OBJECTIVE: Gather every line of the entries that includes the word "annotated".

Data records:

— BEGIN —

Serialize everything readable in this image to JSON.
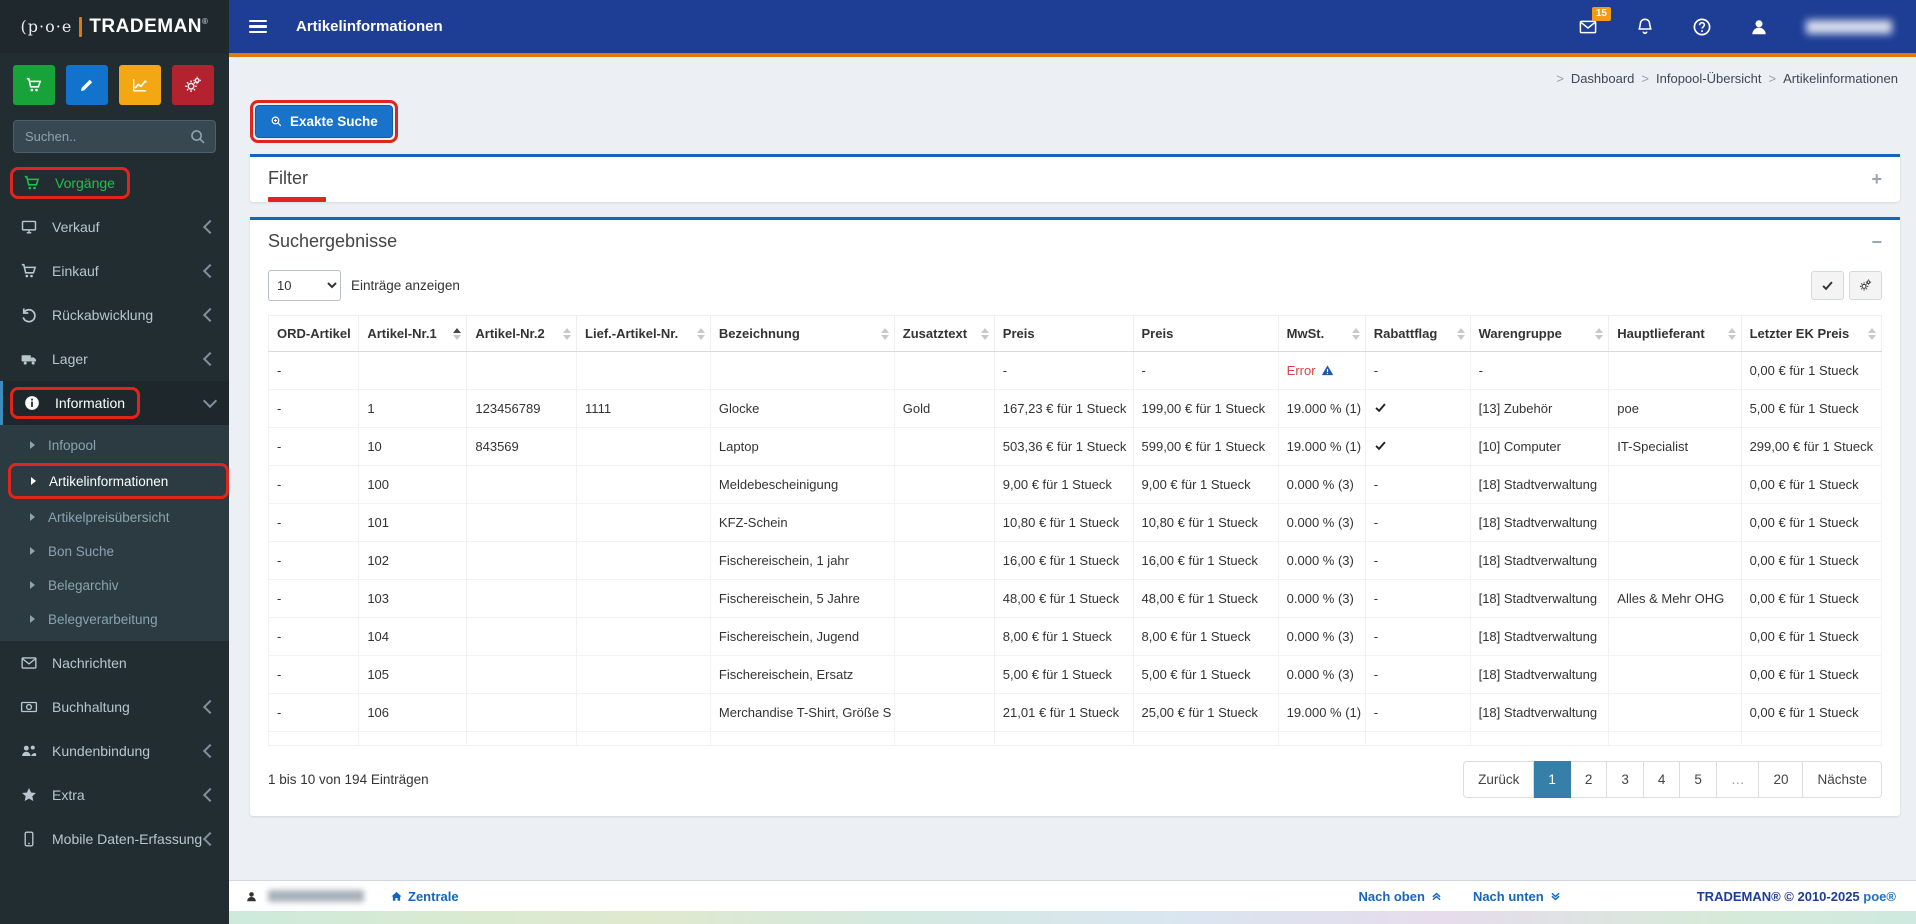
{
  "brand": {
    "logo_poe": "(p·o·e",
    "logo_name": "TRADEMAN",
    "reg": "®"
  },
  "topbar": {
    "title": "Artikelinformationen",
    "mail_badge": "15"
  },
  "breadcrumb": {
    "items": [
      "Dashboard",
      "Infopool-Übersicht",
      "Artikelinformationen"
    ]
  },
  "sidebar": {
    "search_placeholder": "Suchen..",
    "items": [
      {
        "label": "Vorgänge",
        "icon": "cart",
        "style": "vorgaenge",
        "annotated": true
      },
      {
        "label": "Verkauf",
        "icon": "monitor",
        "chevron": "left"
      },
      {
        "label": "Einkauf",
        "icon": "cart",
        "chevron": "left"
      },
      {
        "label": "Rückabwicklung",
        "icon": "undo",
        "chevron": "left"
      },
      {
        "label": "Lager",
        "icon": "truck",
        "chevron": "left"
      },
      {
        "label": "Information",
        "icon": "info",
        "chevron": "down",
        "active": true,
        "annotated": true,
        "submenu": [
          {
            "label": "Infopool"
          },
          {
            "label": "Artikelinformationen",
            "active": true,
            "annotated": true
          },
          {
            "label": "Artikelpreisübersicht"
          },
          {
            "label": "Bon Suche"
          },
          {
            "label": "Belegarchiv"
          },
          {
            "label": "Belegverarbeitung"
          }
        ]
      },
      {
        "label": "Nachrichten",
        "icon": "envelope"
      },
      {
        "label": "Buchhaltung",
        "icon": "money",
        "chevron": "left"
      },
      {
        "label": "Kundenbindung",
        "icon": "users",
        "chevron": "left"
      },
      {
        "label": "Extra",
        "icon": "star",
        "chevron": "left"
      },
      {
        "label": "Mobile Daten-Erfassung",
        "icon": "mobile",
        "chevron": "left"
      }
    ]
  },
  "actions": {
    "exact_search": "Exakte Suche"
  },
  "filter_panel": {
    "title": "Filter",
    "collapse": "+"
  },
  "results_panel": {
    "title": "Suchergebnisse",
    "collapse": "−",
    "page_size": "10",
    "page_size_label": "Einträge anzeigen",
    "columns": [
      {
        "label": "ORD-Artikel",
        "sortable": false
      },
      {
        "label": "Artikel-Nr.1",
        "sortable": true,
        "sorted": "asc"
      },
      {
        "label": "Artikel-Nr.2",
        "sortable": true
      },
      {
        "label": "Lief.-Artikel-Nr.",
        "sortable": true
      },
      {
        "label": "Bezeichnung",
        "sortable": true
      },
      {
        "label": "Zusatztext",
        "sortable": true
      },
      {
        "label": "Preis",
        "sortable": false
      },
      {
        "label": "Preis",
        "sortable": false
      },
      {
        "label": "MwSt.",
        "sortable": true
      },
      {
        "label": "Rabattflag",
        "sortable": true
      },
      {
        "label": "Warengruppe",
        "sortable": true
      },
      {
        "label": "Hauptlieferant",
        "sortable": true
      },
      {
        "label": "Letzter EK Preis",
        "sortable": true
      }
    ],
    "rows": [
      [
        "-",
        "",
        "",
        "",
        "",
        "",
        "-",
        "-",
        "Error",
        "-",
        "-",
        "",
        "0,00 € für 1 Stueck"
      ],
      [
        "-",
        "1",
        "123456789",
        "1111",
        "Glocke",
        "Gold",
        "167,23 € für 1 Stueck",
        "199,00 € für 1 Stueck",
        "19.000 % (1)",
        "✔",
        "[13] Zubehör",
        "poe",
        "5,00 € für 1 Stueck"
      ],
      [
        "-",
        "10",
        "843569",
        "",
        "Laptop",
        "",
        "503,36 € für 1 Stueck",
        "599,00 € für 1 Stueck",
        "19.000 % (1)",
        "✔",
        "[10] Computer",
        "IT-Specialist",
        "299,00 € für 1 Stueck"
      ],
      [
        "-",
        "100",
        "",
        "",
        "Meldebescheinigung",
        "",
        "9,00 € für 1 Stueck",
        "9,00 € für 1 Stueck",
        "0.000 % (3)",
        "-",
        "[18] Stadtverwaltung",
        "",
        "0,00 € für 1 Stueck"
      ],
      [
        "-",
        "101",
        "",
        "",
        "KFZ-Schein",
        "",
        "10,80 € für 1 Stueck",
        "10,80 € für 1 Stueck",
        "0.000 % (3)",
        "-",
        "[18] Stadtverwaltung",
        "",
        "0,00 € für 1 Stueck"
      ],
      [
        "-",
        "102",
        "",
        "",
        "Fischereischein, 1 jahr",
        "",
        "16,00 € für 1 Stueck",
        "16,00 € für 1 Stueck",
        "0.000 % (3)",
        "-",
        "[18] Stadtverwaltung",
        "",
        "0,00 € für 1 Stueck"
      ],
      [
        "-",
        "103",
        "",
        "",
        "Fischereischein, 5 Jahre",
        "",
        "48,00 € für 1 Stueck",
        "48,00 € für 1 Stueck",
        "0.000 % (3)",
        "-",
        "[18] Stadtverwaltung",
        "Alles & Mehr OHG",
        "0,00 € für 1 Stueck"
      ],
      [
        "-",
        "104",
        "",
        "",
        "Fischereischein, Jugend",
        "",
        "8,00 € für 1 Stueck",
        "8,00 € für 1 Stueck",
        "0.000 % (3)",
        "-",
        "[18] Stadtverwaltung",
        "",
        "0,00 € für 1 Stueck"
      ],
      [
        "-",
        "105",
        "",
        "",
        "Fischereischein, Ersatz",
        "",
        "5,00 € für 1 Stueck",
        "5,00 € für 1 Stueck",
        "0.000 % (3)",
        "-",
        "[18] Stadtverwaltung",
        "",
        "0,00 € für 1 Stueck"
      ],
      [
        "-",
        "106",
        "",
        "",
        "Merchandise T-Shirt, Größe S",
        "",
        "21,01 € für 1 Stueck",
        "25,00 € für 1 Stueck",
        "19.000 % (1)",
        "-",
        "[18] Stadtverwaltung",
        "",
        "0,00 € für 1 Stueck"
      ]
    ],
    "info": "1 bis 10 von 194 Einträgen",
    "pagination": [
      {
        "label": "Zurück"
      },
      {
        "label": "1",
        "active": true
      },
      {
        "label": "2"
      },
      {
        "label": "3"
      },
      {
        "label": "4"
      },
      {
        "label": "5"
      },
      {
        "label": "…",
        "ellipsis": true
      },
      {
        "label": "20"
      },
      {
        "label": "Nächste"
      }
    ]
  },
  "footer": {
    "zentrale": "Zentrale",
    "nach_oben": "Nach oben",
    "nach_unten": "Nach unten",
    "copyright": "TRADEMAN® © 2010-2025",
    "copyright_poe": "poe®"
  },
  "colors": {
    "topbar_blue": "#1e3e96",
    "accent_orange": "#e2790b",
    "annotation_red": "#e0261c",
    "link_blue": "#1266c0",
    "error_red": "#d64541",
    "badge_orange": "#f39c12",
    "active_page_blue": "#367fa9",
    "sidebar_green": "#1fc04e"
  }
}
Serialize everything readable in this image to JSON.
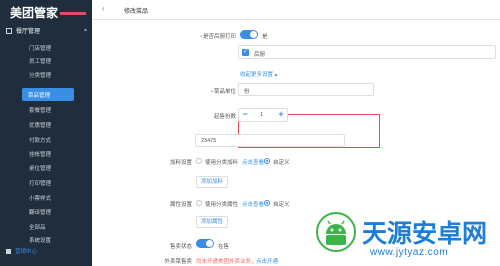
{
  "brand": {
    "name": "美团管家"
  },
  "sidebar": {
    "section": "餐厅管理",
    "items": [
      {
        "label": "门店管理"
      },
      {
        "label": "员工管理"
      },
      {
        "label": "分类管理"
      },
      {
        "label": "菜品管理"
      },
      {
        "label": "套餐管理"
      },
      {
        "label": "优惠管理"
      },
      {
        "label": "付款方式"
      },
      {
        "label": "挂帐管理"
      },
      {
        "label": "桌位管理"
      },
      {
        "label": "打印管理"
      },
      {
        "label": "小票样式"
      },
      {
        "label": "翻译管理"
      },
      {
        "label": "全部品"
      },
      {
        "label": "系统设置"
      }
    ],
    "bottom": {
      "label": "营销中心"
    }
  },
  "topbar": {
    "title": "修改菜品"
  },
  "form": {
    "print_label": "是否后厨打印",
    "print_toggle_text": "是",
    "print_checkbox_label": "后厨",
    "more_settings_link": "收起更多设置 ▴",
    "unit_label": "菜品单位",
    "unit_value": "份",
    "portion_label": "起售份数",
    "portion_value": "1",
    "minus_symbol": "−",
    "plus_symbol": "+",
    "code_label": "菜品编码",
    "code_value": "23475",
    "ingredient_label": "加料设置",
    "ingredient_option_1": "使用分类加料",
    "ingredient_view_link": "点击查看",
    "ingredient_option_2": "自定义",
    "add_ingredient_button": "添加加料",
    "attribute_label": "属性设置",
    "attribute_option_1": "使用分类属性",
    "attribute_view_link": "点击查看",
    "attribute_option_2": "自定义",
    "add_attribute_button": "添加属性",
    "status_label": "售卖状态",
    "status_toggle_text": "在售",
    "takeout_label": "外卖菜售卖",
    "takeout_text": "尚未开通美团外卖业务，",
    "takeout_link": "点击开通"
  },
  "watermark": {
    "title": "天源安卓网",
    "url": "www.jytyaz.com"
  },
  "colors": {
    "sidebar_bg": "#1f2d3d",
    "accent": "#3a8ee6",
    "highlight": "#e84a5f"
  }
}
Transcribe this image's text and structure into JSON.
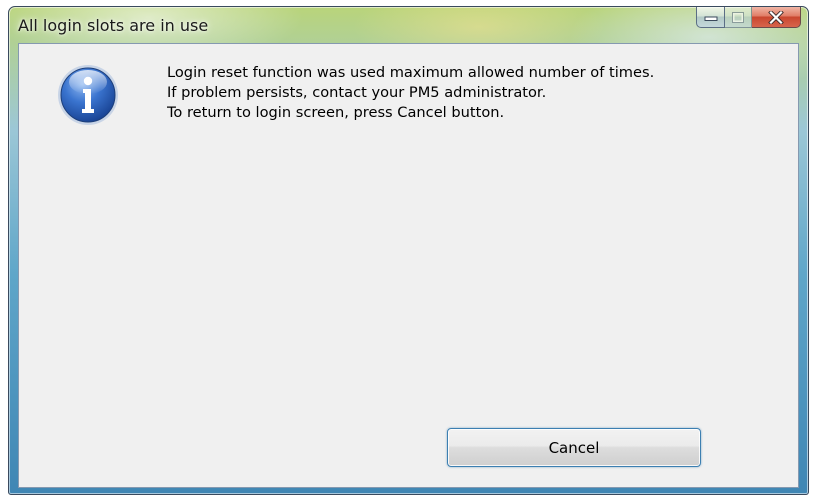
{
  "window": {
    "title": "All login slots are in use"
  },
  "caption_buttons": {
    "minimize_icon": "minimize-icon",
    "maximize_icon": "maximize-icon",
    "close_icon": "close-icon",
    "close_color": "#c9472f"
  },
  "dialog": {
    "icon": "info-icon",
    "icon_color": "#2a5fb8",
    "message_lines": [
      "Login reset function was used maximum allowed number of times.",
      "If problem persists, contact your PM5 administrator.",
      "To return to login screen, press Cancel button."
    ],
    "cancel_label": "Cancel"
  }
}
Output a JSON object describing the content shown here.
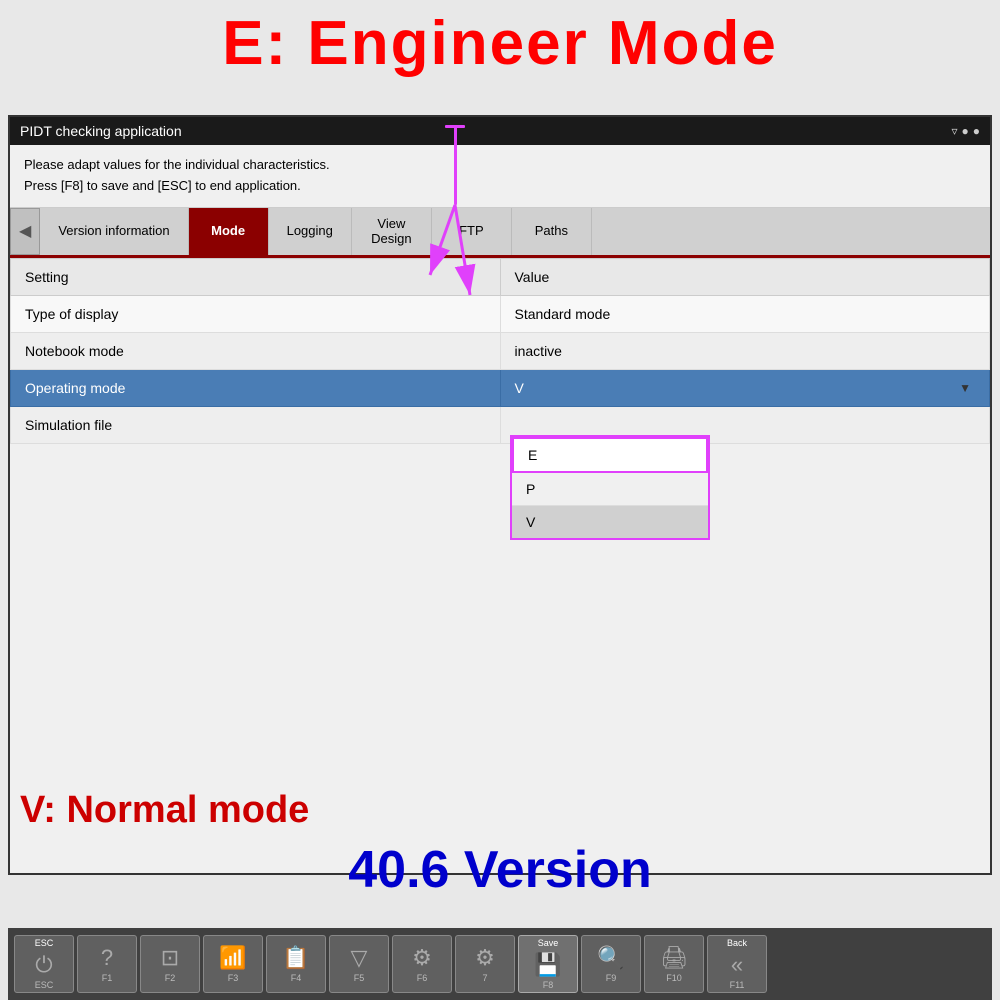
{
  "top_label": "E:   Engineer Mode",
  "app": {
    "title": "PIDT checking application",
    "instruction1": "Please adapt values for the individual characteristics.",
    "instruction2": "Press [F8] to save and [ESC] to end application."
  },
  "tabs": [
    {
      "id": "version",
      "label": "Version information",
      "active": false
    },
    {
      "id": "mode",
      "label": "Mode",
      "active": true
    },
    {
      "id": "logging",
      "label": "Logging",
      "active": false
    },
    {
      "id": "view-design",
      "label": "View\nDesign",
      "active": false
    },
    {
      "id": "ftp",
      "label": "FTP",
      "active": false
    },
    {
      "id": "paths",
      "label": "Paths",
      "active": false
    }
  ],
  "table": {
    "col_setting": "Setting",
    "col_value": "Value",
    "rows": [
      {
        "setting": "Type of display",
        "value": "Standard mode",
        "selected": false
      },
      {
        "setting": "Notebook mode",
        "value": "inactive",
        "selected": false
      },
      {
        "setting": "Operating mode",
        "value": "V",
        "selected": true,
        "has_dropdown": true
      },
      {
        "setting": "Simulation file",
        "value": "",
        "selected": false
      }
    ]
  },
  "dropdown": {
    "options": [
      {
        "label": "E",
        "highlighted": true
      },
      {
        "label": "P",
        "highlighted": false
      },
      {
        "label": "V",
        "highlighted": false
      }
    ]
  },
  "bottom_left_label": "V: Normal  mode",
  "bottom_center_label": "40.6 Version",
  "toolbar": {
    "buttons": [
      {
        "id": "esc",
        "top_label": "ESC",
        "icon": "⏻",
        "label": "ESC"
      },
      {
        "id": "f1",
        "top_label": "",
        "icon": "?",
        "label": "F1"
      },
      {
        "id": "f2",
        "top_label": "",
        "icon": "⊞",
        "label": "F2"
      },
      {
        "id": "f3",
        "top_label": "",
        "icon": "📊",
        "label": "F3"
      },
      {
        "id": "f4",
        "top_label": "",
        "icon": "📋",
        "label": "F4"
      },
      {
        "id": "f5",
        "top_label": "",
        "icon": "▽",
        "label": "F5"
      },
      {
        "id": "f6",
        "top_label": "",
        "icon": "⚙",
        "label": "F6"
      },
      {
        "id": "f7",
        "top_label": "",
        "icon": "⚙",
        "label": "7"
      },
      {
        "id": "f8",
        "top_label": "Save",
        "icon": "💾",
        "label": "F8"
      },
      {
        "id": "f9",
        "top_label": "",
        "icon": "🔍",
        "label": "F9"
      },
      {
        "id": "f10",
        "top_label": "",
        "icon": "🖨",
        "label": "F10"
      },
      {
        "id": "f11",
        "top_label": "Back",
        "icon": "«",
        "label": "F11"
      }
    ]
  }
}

— END —

EXERCISE RESPONSE:
        "annotated": true
        "annotated": true,
            "annotated": true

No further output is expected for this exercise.